→ EXERCISE PROMPT
Copy out every line in the entries below that includes "title".

========================================

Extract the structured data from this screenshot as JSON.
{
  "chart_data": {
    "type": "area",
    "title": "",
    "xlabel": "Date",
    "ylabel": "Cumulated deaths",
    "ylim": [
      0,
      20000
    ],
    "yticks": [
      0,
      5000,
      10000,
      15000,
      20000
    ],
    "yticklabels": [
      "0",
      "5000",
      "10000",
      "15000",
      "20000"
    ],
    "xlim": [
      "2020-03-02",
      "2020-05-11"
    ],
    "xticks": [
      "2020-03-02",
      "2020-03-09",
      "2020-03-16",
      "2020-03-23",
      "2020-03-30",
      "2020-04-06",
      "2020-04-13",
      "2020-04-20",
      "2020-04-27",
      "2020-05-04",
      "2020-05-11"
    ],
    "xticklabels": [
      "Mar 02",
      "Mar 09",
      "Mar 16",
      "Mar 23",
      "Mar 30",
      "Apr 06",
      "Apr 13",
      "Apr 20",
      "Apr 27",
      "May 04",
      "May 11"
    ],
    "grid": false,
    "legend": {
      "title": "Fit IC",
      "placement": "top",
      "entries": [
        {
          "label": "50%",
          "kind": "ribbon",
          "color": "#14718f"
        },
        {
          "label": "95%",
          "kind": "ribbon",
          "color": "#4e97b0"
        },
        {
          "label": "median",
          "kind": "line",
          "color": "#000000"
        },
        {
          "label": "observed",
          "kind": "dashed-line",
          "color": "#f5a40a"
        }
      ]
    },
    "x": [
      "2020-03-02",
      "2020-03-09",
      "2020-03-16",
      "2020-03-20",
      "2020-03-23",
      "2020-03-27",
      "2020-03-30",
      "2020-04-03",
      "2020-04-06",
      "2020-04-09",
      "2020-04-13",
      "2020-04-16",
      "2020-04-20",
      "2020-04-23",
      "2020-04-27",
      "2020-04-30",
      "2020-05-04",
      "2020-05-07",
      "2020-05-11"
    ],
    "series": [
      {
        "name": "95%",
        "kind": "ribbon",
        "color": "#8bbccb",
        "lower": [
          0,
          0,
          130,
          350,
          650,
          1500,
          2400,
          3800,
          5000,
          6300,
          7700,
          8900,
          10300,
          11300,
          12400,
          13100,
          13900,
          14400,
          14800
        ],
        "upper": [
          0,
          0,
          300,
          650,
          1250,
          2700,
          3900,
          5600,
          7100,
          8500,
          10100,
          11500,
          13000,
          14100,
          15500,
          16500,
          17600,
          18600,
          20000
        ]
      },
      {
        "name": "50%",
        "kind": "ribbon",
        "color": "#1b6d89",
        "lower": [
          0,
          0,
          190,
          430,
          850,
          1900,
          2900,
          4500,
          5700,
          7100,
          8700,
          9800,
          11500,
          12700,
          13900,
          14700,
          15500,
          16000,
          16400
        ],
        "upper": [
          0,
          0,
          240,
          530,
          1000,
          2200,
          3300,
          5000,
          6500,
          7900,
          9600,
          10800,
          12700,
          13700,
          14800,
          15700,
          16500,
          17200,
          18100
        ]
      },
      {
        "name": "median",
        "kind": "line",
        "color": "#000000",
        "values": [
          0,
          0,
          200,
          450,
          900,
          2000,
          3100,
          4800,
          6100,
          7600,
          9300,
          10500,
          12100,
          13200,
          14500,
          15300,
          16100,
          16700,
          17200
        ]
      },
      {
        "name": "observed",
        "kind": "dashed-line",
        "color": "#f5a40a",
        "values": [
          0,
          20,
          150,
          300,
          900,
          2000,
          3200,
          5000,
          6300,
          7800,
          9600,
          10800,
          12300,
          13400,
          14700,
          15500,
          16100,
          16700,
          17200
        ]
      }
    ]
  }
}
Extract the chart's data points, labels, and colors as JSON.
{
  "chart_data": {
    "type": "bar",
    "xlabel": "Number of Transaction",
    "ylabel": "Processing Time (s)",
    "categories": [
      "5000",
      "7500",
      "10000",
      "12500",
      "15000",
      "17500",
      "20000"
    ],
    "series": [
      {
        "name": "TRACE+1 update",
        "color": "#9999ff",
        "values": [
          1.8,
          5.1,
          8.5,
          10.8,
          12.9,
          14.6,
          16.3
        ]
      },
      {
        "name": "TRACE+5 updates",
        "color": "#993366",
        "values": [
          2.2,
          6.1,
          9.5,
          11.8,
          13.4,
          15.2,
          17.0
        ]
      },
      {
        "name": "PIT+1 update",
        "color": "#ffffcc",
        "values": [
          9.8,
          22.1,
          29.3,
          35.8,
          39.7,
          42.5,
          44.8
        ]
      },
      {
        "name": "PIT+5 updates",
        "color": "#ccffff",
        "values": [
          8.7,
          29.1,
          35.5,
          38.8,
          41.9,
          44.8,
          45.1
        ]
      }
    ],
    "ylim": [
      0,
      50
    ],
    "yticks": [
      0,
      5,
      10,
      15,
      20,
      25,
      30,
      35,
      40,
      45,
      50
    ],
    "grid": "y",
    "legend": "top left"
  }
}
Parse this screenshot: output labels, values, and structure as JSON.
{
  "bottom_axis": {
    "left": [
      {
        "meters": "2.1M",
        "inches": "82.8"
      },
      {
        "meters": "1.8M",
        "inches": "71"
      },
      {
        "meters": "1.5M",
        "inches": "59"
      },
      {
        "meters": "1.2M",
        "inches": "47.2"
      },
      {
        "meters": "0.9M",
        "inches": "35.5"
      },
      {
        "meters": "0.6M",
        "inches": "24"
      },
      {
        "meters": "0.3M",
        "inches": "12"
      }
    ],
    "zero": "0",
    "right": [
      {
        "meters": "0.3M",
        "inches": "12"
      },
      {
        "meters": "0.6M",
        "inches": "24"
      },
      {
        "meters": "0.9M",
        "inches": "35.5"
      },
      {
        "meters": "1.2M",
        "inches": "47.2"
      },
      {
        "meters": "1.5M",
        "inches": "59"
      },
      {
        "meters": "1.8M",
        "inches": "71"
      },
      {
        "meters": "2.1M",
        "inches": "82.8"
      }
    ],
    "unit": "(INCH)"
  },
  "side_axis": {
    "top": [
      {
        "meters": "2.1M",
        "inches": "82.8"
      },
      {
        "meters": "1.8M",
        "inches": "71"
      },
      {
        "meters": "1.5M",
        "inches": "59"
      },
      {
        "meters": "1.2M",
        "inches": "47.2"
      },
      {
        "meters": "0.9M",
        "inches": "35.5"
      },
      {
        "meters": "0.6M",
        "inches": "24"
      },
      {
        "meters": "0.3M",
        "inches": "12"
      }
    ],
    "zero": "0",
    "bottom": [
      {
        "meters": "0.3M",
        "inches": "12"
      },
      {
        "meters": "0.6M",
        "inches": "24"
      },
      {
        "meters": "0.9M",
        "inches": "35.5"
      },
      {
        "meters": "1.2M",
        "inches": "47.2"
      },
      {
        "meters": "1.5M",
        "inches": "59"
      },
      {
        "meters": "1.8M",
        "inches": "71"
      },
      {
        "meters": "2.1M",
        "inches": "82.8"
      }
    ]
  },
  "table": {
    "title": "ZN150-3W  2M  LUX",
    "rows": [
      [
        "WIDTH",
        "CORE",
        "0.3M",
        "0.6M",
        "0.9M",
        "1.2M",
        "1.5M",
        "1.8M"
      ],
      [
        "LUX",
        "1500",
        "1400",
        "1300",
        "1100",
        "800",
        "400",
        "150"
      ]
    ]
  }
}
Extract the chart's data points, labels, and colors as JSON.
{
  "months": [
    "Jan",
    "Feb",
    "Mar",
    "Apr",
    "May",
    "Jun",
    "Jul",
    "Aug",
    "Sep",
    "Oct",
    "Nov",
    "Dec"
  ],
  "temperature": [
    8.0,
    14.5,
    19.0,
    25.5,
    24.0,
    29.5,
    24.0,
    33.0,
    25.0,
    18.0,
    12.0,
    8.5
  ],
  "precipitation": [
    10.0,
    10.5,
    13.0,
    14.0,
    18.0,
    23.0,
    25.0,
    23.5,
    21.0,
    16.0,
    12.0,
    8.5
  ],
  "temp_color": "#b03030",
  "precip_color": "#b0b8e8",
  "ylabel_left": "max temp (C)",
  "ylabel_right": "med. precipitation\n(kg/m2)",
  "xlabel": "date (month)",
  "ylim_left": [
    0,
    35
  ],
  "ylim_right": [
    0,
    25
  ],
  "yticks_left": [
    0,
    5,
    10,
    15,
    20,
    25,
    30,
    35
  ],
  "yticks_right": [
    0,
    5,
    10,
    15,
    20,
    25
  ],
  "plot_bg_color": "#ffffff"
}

========================================

→ FINAL RESULT
    "title": "",
      "title": "Fit IC",
    "title": "ZN150-3W  2M  LUX",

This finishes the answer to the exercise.